§ FONTE
Olé Toiro Terceira

by | Nov 5, 2025 | Décima Ilha

O livro “A Divisa Vermelha”, editado em dezembro de 2025 em Angra do Heroísmo, percorre cinco gerações de marcantes ganadeiros da ilha Terceira, desde Tomaz de Mesquita Borba até Fernando Marques, revisitando todo um século de Festa Brava nos Açores e na Diáspora.

Por mérito louvável do escritor José Paulo Lima, do fotógrafo Edgardo Vieira e do editor Liduíno Borba, esta obra tanto honra a história taurina terceirense como celebra a sua extensão às comunidades açorianas da América do Norte.

No primeiro capítulo, de caráter introdutório, contextualizam-se as raízes profundas da criação de bovinos na ilha Terceira. Acompanhando os povoadores do século XV, os primeiros animais dão origem a uma estruturante tradição pecuária nas nove ilhas dos Açores, orientada para a produção de carne e de leite, que nesta ilha de Jesus deriva também para a criação de toiros bravos, com direta ligação à tauromaquia, dominando a paisagem interior, determinando a identidade cultural, dinamizando a convivência social, estimulando a economia local. Porque afinal, nas palavras de José Paulo Lima, “ser ganadeiro de toiros bravos na ilha Terceira é muito mais do que uma ocupação – é um compromisso de alma, um gesto de amor à terra, à tradição e à identidade cultural de um povo”.

Registos de caixas com rótulo:
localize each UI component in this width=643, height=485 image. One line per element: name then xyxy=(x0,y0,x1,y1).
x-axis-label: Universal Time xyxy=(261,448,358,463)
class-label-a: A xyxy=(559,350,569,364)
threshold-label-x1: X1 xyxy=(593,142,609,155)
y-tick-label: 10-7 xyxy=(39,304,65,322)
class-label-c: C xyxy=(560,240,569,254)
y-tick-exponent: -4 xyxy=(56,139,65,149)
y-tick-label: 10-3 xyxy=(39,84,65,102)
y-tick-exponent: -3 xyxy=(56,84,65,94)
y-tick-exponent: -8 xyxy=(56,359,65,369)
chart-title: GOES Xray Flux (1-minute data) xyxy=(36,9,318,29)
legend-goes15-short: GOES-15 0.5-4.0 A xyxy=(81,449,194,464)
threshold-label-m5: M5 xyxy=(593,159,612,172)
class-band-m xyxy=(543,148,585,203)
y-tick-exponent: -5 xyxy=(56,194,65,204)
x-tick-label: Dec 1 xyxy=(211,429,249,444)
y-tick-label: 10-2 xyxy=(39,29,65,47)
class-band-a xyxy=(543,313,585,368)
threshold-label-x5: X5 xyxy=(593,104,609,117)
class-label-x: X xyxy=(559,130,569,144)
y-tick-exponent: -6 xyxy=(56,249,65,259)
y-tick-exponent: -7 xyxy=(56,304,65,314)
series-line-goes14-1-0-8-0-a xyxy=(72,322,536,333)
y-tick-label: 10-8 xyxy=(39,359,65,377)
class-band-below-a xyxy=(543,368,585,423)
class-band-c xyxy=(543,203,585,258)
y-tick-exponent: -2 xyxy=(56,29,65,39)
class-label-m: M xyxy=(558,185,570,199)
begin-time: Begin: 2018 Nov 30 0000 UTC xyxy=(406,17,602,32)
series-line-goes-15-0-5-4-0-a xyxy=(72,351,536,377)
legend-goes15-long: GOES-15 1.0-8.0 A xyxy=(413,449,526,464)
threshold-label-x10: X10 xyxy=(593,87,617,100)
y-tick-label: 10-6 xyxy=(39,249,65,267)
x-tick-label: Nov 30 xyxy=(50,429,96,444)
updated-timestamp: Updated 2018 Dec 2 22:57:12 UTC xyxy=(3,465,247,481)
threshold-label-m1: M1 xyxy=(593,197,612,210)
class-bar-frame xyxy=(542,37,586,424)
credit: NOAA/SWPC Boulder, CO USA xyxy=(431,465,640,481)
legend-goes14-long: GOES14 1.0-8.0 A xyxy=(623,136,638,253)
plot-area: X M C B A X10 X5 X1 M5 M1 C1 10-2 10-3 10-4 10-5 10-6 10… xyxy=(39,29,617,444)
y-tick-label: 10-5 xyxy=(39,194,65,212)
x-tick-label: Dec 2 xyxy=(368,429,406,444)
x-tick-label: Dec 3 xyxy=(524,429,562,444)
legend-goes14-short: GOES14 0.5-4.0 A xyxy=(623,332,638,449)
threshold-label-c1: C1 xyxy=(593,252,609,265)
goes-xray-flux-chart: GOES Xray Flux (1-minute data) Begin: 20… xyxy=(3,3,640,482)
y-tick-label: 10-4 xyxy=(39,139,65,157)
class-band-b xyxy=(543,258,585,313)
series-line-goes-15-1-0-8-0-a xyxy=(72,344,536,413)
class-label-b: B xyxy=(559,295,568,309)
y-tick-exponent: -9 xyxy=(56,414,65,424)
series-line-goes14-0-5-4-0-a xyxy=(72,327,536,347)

§ TAREFAS A FAZER
A – Transcreva do texto sobre «A Divisa Vermelha» o trecho que vai de "Por mérito louvável" até "América do Norte.", inclusive.
B – Responda, com base no texto sobre «A Divisa Vermelha»:
(i) Quem é o fotógrafo da obra?
(ii) Entre que ganadeiros se estendem as cinco gerações percorridas pelo livro?
(iii) Em que século chegaram os primeiros animais com os povoadores?
C – Prossiga o texto sobre «A Divisa Vermelha» a partir da última frase apresentada.
Os dados nada têm a ver com o texto sobre «A Divisa Vermelha».

§ RESPOSTAS POR TAREFA
A –
Por mérito louvável do escritor José Paulo Lima, do fotógrafo Edgardo Vieira e do editor Liduíno Borba, esta obra tanto honra a história taurina terceirense como celebra a sua extensão às comunidades açorianas da América do Norte.

B –
(i) Edgardo Vieira.
(ii) De Tomaz de Mesquita Borba até Fernando Marques.
(iii) No século XV.

C –
O segundo capítulo evoca e congratula o contributo histórico de Tomaz de Mesquita Borba (1905-1965), essa figura maior da tauromaquia terceirense que origina e determina a linha ganadeira da divisa vermelha.

Os três capítulos seguintes acompanham, também exaustivamente, os diferentes percursos dos seus continuadores – Fernandes de Miranda, Álvaro Inácio Gomes e Eliseu Gomes – que honraram o legado agora adquirido por Fernando Marques, da Quinta do Olé Toiro.

Fernando Manuel Paim Marques, em cuja vida culmina esta obra, nasceu na freguesia praiense de São Brás, a 1 de janeiro de 1960. Com 14 anos de idade, emigrou para o Canadá, para se juntar à família, e cedo começou a trabalhar, sucessivamente nos ramos da restauração, da indústria farmacêutica e da limpeza, até se afirmar no setor da construção com 130 empregados diretos de origem açoriana em 14 companhias de subempreitada.

Há um quarto de século, o empresário de sucesso decidiu afirmar a cultura tauromáquica por terras canadianas, adquirindo os primeiros 35 toiros na Califórnia, curiosamente, ao emigrante terceirense Frank Vaz Borba, primeiro ganadeiro nos Estados Unidos da América e descendente direto de Tomaz de Mesquita Borba. Assim nascia a Quinta do Olé Toiro, em Arthur, no condado de Wellington da província do Ontário. Nas pastagens planas desse rancho próximo de Orangeville, a norte de Toronto, celebra-se a açorianidade e alimenta-se a saudade com touradas de quase 4.000 emigrantes aficionados ou procissões alusivas aos santos padroeiros das freguesias terceirenses.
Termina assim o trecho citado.